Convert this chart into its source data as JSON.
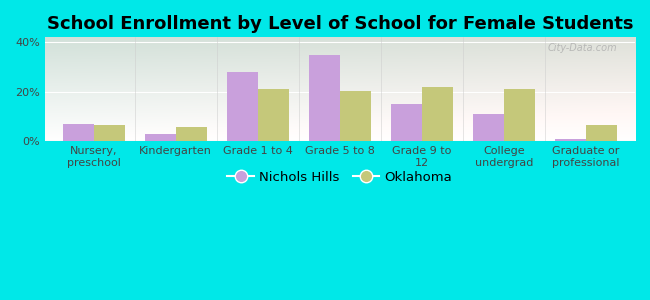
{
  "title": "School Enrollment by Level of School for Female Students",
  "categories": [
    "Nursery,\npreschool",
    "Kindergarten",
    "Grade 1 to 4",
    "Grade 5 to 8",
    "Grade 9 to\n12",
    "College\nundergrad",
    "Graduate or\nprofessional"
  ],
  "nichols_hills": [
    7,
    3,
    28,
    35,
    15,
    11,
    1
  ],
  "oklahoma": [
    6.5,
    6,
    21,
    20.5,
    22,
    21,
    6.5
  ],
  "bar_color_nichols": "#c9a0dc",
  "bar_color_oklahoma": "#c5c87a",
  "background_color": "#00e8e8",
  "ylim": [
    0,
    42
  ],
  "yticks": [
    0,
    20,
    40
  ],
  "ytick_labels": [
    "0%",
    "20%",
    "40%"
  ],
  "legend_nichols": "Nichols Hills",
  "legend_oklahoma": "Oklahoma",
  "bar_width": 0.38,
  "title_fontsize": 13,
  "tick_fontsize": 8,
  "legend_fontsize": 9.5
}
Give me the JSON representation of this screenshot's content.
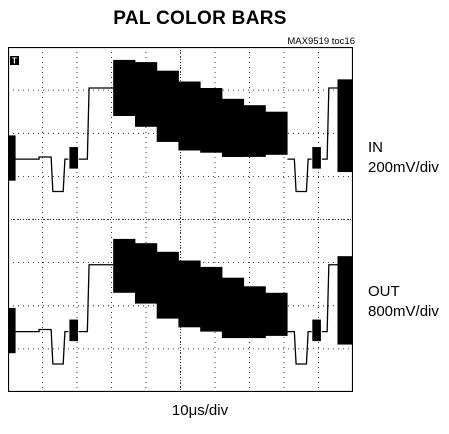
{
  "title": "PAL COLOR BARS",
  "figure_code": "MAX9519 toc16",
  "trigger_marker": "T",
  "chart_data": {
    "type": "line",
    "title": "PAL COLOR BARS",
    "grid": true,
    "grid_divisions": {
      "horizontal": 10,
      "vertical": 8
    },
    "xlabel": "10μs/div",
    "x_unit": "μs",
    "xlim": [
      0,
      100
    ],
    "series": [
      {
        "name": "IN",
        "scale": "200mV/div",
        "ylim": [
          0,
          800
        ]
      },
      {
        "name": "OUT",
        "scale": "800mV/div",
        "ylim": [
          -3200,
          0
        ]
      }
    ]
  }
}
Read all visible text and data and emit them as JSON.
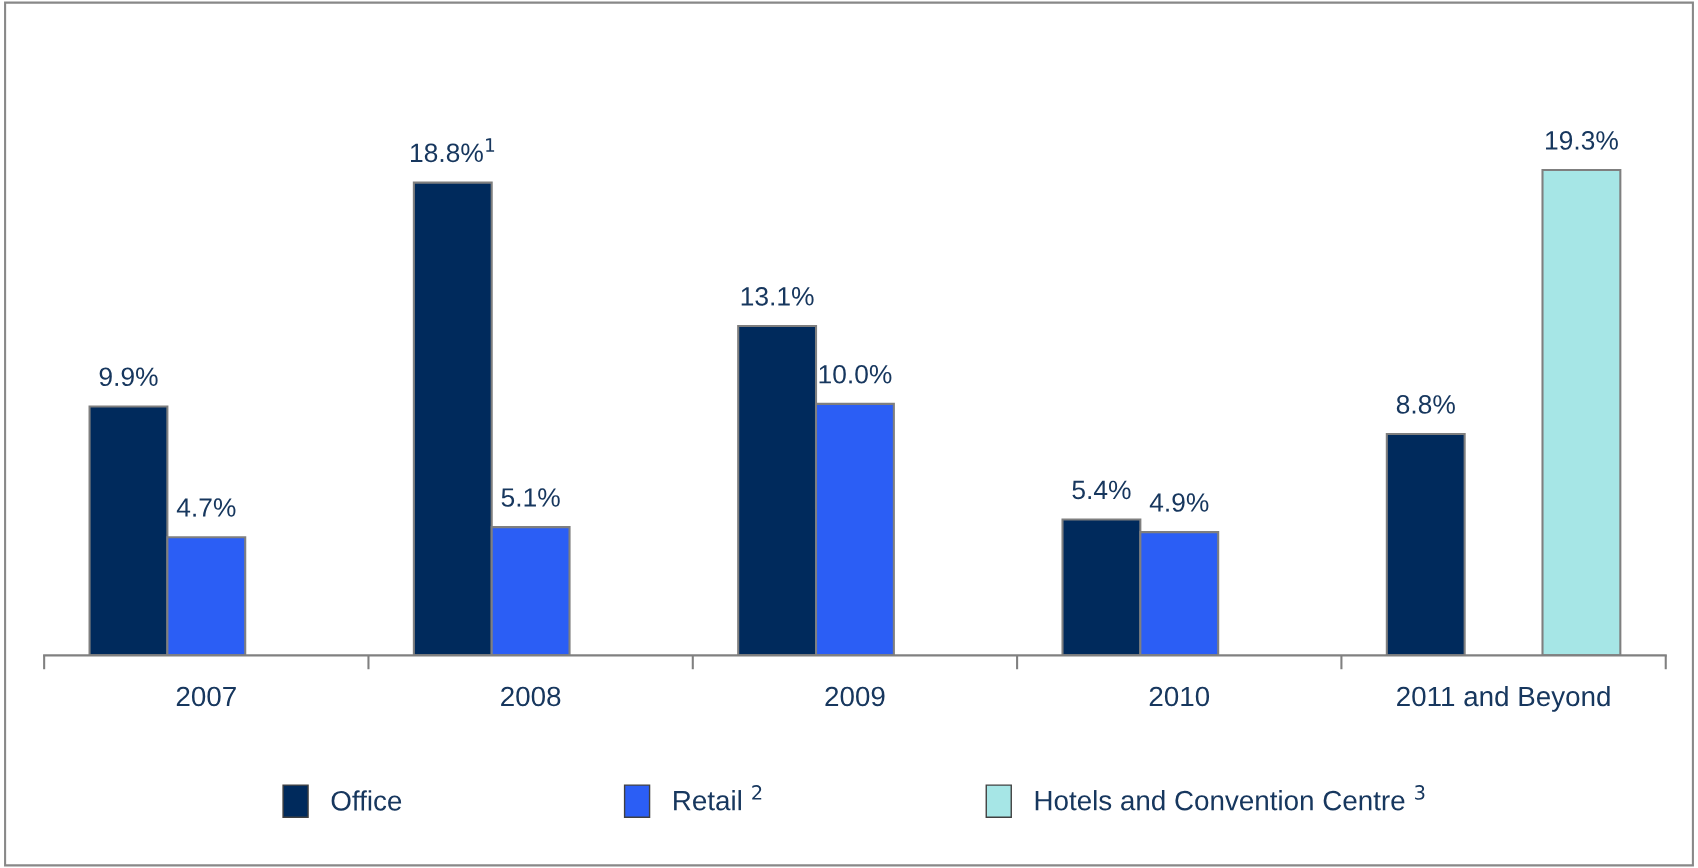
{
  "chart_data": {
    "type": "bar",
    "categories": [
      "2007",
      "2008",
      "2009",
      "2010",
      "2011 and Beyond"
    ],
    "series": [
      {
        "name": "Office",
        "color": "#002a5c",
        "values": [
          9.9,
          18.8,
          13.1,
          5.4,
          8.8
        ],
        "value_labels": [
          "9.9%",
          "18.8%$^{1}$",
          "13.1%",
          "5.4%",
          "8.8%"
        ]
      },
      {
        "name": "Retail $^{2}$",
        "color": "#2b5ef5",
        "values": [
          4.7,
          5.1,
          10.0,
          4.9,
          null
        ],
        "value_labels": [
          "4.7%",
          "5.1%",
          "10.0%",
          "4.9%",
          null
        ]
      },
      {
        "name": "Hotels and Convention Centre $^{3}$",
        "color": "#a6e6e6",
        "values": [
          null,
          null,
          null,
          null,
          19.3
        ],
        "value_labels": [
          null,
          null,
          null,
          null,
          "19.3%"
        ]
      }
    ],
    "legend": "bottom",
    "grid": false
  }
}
########################################
§ JOB
Copy out exactly the lines from the one with "Read all visible" through the end of the listing, both ends included, omitting any picture.

§ TASK OUTPUT
Read all visible text and data and emit them as JSON.
{
  "chart_data": {
    "type": "bar",
    "categories": [
      "2007",
      "2008",
      "2009",
      "2010",
      "2011 and Beyond"
    ],
    "series": [
      {
        "name": "Office",
        "color": "#002a5c",
        "values": [
          9.9,
          18.8,
          13.1,
          5.4,
          8.8
        ],
        "value_labels": [
          "9.9%",
          "18.8%$^{1}$",
          "13.1%",
          "5.4%",
          "8.8%"
        ]
      },
      {
        "name": "Retail $^{2}$",
        "color": "#2b5ef5",
        "values": [
          4.7,
          5.1,
          10.0,
          4.9,
          null
        ],
        "value_labels": [
          "4.7%",
          "5.1%",
          "10.0%",
          "4.9%",
          null
        ]
      },
      {
        "name": "Hotels and Convention Centre $^{3}$",
        "color": "#a6e6e6",
        "values": [
          null,
          null,
          null,
          null,
          19.3
        ],
        "value_labels": [
          null,
          null,
          null,
          null,
          "19.3%"
        ]
      }
    ],
    "legend": "bottom",
    "grid": false
  }
}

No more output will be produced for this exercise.